▶ **Job**:
All of the records below must be output exactly, with no pictures carried over.

Some records:
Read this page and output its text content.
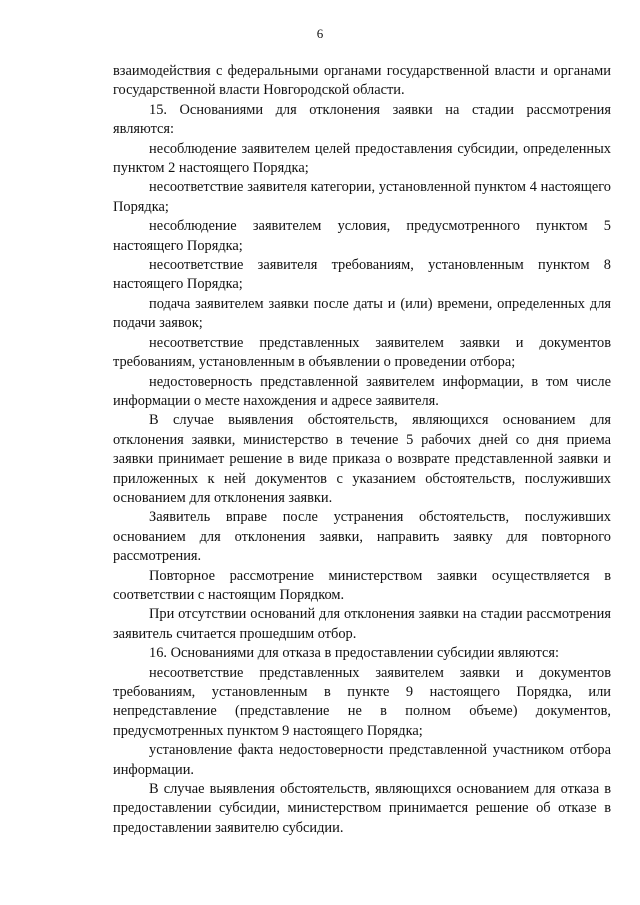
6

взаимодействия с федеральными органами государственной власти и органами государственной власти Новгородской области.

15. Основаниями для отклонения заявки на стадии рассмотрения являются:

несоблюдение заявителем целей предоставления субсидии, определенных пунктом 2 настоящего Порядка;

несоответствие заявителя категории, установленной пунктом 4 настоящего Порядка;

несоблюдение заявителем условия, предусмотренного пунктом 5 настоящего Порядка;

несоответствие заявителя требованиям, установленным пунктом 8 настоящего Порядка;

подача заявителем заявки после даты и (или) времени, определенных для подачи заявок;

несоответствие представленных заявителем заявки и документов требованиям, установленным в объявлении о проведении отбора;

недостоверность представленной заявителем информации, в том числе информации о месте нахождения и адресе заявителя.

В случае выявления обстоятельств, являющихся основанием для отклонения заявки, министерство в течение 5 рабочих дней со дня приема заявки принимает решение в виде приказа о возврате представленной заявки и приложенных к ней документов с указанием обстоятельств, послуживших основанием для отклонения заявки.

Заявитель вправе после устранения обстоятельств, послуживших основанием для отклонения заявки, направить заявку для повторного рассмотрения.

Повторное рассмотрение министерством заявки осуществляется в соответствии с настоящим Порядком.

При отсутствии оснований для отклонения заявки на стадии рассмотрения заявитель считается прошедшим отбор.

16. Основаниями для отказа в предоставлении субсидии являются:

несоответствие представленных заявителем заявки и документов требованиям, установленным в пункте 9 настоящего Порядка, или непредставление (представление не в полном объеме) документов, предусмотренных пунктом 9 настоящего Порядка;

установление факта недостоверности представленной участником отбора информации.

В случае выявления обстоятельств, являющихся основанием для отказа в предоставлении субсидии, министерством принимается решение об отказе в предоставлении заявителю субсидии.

▶ **Final answer**:
Read this page and output its text content.
6

взаимодействия с федеральными органами государственной власти и органами государственной власти Новгородской области.

15. Основаниями для отклонения заявки на стадии рассмотрения являются:

несоблюдение заявителем целей предоставления субсидии, определенных пунктом 2 настоящего Порядка;

несоответствие заявителя категории, установленной пунктом 4 настоящего Порядка;

несоблюдение заявителем условия, предусмотренного пунктом 5 настоящего Порядка;

несоответствие заявителя требованиям, установленным пунктом 8 настоящего Порядка;

подача заявителем заявки после даты и (или) времени, определенных для подачи заявок;

несоответствие представленных заявителем заявки и документов требованиям, установленным в объявлении о проведении отбора;

недостоверность представленной заявителем информации, в том числе информации о месте нахождения и адресе заявителя.

В случае выявления обстоятельств, являющихся основанием для отклонения заявки, министерство в течение 5 рабочих дней со дня приема заявки принимает решение в виде приказа о возврате представленной заявки и приложенных к ней документов с указанием обстоятельств, послуживших основанием для отклонения заявки.

Заявитель вправе после устранения обстоятельств, послуживших основанием для отклонения заявки, направить заявку для повторного рассмотрения.

Повторное рассмотрение министерством заявки осуществляется в соответствии с настоящим Порядком.

При отсутствии оснований для отклонения заявки на стадии рассмотрения заявитель считается прошедшим отбор.

16. Основаниями для отказа в предоставлении субсидии являются:

несоответствие представленных заявителем заявки и документов требованиям, установленным в пункте 9 настоящего Порядка, или непредставление (представление не в полном объеме) документов, предусмотренных пунктом 9 настоящего Порядка;

установление факта недостоверности представленной участником отбора информации.

В случае выявления обстоятельств, являющихся основанием для отказа в предоставлении субсидии, министерством принимается решение об отказе в предоставлении заявителю субсидии.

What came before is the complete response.